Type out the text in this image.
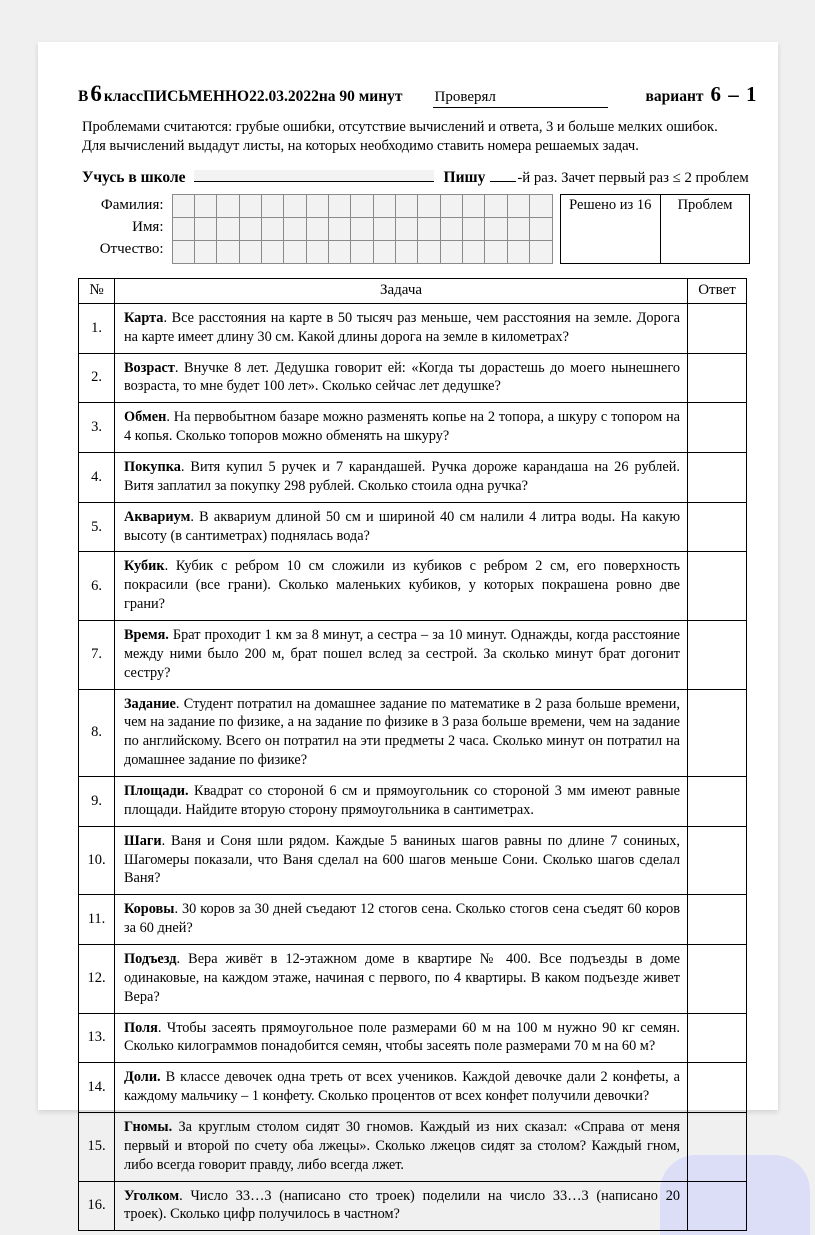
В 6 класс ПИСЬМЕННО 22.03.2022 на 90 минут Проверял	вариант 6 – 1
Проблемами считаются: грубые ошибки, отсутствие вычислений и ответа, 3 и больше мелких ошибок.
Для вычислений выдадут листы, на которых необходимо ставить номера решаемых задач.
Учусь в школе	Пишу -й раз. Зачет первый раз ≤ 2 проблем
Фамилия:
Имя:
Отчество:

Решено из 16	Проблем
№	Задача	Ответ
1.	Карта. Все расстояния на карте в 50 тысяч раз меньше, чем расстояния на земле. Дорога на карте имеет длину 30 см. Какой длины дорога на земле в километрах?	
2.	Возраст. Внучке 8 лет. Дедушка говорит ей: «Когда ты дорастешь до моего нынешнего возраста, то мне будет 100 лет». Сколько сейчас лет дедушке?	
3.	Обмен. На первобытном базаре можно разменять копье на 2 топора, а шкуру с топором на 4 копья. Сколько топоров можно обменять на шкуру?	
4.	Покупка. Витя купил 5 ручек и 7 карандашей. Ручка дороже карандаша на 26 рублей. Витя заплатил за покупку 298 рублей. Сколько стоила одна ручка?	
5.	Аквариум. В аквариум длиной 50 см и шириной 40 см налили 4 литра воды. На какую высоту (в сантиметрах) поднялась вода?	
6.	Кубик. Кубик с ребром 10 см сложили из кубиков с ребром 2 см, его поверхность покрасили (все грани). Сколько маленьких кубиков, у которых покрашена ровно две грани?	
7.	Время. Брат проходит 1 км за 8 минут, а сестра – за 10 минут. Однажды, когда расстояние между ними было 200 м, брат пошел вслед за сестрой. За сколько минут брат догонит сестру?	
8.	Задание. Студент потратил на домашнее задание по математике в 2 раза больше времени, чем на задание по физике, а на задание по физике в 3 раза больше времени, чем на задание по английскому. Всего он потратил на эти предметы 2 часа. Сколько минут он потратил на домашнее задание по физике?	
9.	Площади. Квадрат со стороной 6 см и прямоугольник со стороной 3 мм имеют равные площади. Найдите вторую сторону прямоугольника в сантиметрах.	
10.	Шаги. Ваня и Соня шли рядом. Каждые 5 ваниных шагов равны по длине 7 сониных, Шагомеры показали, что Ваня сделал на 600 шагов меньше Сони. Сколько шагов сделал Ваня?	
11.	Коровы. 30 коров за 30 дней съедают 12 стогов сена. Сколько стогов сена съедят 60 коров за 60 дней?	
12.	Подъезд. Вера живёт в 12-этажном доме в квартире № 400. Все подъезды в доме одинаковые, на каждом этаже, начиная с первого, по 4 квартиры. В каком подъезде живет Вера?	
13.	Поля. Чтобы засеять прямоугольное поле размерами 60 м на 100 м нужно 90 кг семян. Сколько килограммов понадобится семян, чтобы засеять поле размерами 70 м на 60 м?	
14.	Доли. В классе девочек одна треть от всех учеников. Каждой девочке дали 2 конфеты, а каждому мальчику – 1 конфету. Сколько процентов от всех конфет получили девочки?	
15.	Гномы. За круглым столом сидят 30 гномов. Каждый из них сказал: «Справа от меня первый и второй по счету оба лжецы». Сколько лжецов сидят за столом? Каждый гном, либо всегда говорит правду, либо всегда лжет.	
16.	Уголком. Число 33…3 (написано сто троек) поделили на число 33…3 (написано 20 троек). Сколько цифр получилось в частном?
════
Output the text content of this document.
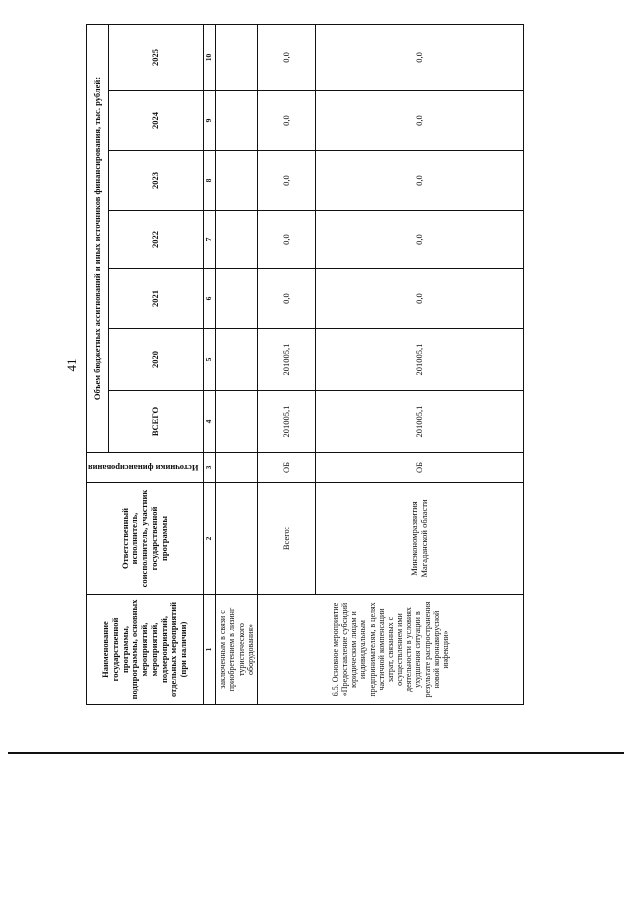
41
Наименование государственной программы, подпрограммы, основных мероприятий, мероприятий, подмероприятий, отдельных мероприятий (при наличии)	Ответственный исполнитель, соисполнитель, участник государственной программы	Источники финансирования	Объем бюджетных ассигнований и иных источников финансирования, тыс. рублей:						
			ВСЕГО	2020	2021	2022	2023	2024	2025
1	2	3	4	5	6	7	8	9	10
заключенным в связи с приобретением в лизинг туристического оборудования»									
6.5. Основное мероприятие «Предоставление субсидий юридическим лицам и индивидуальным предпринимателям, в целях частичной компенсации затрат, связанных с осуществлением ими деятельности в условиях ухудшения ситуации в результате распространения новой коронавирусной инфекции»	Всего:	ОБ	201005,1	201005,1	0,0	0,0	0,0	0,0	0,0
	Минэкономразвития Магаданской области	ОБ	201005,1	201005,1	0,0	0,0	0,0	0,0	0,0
════
- **Problem requirements**: Copy each line above that contains the word "this".

- **Output of the exercise**:
Type out the text in this image.
Output the text content of this document.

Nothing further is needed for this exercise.